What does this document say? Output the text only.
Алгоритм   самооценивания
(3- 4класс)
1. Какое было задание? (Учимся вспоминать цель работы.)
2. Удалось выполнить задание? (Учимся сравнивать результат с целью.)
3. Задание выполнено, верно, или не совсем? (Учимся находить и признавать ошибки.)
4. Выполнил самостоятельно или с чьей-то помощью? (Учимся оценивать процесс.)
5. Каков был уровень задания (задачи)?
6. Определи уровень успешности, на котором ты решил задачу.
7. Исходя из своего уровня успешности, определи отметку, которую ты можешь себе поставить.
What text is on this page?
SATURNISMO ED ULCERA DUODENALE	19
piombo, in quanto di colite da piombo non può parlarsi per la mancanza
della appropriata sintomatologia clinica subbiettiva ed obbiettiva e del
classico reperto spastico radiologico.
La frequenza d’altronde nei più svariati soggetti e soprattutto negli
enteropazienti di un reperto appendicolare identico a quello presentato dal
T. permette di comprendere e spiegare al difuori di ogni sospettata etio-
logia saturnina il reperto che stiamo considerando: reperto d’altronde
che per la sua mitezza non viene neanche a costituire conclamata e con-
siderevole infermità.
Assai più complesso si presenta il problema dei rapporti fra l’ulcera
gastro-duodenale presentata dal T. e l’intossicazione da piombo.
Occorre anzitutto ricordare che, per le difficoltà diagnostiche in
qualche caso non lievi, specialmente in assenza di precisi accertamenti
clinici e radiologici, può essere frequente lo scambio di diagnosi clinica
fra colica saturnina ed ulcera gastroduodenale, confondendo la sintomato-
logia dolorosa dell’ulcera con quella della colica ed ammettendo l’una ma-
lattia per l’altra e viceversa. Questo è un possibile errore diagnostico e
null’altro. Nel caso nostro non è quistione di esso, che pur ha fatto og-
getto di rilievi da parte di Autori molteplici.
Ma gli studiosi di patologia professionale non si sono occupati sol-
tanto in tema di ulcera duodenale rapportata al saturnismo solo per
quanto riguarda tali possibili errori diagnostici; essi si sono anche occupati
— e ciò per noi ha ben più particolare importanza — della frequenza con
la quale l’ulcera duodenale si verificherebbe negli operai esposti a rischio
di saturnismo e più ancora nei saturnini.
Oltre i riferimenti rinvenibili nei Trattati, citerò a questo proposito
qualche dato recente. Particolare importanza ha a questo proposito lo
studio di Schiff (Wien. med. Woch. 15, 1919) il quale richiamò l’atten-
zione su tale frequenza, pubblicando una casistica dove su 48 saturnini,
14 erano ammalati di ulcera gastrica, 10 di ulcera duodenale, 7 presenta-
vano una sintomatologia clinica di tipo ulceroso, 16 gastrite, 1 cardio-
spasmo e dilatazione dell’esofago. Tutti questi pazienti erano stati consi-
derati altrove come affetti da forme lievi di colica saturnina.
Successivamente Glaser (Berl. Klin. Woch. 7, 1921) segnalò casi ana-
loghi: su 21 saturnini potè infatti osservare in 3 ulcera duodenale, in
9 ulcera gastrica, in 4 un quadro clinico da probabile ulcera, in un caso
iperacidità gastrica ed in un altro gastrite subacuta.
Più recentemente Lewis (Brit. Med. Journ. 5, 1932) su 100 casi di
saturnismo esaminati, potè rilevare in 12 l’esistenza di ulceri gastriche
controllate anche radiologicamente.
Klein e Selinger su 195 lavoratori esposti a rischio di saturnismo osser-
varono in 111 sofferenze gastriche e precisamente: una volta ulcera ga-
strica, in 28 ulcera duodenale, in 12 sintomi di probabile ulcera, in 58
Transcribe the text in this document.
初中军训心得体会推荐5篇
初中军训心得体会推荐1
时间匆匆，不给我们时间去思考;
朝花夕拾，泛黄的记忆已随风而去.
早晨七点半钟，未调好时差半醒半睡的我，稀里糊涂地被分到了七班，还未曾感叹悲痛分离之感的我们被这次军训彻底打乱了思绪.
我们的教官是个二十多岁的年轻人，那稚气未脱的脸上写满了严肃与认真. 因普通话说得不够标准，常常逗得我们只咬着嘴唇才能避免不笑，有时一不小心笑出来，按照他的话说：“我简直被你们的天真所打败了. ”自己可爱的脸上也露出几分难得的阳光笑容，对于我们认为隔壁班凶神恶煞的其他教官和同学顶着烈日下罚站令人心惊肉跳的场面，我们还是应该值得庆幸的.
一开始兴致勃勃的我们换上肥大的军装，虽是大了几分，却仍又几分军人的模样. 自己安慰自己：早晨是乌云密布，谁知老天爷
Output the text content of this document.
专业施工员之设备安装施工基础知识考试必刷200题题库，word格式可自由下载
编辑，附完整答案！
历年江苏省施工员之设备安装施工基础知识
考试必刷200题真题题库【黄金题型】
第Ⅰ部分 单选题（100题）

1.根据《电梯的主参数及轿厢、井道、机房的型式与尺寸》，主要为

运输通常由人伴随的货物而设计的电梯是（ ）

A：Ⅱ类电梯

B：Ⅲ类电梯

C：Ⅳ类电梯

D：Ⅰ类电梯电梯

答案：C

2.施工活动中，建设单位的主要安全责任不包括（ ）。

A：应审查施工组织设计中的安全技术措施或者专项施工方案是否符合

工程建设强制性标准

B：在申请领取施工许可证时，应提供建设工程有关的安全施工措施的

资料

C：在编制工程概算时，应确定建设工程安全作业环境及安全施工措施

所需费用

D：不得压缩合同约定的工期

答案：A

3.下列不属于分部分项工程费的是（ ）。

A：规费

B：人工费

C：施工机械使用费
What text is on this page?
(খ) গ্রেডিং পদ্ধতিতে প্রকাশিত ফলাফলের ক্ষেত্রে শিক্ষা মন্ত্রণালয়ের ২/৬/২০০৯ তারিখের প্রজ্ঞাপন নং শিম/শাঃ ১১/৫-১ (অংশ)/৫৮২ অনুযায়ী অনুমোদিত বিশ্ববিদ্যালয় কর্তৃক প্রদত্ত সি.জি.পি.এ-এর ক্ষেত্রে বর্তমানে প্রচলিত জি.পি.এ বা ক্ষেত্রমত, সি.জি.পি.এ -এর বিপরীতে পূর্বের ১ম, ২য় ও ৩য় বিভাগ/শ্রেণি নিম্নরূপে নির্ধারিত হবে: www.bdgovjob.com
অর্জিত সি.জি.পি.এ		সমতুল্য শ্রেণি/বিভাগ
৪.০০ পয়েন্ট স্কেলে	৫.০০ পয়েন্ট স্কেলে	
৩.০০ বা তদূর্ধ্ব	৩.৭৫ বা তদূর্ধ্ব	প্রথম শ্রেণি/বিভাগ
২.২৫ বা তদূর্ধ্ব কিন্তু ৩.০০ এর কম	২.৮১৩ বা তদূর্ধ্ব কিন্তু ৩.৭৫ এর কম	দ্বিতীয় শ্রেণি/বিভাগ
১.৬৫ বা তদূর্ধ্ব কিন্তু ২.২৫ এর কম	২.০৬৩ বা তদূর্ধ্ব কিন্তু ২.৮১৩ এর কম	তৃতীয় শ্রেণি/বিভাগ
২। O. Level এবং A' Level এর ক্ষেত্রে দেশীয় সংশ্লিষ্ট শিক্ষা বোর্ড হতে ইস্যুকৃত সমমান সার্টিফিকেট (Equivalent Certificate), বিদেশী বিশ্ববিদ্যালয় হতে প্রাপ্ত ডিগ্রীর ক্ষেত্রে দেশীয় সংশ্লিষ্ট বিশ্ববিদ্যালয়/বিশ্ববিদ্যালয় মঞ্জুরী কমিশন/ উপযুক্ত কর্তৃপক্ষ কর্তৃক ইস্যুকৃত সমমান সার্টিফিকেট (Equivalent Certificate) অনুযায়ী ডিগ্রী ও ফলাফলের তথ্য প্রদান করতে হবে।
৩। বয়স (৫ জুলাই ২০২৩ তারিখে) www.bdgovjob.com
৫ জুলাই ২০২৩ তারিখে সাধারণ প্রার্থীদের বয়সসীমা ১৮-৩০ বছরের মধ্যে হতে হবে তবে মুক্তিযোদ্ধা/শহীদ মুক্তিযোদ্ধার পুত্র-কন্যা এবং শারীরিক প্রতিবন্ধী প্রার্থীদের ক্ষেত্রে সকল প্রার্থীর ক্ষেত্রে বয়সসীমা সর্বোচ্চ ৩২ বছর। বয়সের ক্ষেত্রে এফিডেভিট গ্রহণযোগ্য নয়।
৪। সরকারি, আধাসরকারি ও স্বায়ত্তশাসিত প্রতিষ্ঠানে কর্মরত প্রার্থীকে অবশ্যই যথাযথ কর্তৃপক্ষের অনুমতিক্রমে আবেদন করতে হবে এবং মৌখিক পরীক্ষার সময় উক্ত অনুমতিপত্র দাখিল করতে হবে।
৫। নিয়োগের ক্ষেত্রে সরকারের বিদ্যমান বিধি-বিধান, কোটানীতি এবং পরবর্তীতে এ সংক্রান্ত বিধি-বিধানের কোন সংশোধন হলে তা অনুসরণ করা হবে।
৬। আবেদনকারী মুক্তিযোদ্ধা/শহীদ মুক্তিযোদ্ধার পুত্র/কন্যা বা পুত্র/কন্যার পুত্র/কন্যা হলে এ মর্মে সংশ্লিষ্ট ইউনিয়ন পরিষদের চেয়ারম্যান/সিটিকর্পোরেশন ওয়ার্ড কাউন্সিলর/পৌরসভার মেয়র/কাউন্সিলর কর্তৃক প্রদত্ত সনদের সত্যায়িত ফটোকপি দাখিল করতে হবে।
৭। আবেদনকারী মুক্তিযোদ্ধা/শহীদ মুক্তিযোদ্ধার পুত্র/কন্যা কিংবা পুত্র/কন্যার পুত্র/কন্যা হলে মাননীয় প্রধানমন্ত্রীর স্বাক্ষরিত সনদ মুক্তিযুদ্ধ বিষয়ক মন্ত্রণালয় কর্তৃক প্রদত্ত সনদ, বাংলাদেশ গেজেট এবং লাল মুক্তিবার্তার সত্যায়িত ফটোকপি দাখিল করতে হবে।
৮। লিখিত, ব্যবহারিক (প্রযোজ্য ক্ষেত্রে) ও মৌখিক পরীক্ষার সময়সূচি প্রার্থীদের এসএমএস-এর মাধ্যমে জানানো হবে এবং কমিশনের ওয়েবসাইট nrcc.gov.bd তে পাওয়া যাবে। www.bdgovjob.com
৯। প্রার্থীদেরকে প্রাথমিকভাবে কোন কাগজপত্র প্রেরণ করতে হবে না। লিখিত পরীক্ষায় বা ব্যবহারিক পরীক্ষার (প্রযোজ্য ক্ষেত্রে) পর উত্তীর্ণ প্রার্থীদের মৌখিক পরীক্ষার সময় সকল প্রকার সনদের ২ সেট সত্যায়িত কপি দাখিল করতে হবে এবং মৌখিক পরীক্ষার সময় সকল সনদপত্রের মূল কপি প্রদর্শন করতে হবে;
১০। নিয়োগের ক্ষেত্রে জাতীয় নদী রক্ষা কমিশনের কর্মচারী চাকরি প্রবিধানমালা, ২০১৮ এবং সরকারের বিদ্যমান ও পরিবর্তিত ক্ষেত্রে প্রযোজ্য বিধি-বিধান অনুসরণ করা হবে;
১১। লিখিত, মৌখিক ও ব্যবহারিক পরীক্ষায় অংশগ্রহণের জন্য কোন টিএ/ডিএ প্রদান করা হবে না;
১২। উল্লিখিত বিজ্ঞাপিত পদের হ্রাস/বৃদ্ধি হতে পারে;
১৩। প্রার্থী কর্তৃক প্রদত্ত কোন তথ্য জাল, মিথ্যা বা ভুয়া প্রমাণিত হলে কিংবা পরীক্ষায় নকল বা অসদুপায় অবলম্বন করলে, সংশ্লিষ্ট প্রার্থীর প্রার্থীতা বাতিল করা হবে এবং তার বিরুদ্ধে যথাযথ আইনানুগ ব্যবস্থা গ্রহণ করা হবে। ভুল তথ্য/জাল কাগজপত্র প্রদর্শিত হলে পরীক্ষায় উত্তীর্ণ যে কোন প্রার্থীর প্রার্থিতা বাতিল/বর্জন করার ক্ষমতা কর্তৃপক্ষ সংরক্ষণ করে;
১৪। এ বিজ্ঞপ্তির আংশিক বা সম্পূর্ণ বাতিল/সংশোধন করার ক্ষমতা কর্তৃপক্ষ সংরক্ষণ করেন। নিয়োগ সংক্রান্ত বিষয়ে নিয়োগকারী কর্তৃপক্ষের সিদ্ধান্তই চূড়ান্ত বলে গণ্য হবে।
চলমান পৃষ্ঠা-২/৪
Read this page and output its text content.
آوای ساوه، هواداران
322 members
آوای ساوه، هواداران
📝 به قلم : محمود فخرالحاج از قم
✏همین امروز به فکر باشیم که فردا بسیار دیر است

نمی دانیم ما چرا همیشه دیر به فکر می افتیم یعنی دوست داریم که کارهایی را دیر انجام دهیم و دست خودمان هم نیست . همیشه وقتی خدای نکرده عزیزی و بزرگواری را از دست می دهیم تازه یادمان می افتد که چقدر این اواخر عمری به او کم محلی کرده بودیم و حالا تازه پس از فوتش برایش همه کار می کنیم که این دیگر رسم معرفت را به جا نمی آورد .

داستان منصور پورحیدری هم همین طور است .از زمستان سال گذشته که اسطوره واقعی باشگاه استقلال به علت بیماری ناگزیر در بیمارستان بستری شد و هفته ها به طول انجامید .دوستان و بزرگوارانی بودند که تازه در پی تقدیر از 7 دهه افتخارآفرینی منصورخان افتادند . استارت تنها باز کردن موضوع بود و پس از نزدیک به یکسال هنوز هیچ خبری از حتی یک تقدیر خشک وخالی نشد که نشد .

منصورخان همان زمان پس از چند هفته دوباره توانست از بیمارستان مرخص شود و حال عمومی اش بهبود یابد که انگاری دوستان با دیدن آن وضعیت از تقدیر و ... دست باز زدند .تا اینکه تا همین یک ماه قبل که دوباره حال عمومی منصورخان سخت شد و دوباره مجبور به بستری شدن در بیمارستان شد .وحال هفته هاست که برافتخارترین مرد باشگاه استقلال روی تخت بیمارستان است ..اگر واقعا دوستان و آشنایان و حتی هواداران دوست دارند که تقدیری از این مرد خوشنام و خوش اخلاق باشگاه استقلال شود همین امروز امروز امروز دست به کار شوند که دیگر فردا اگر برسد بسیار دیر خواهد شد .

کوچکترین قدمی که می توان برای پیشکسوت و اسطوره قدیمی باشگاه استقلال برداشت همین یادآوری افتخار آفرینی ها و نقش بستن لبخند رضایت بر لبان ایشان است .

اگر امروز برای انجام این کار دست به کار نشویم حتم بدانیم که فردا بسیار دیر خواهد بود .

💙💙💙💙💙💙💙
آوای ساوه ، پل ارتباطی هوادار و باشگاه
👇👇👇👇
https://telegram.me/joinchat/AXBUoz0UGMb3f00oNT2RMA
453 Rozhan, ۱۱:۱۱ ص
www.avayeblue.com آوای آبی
====
- _DIRECTIONS FOR THIS TASK_:
Scan the material for lines with the word "sono", and copy each line you find.

- _REPLY_:
Ma gli studiosi di patologia professionale non si sono occupati sol-
quanto riguarda tali possibili errori diagnostici; essi si sono anche occupati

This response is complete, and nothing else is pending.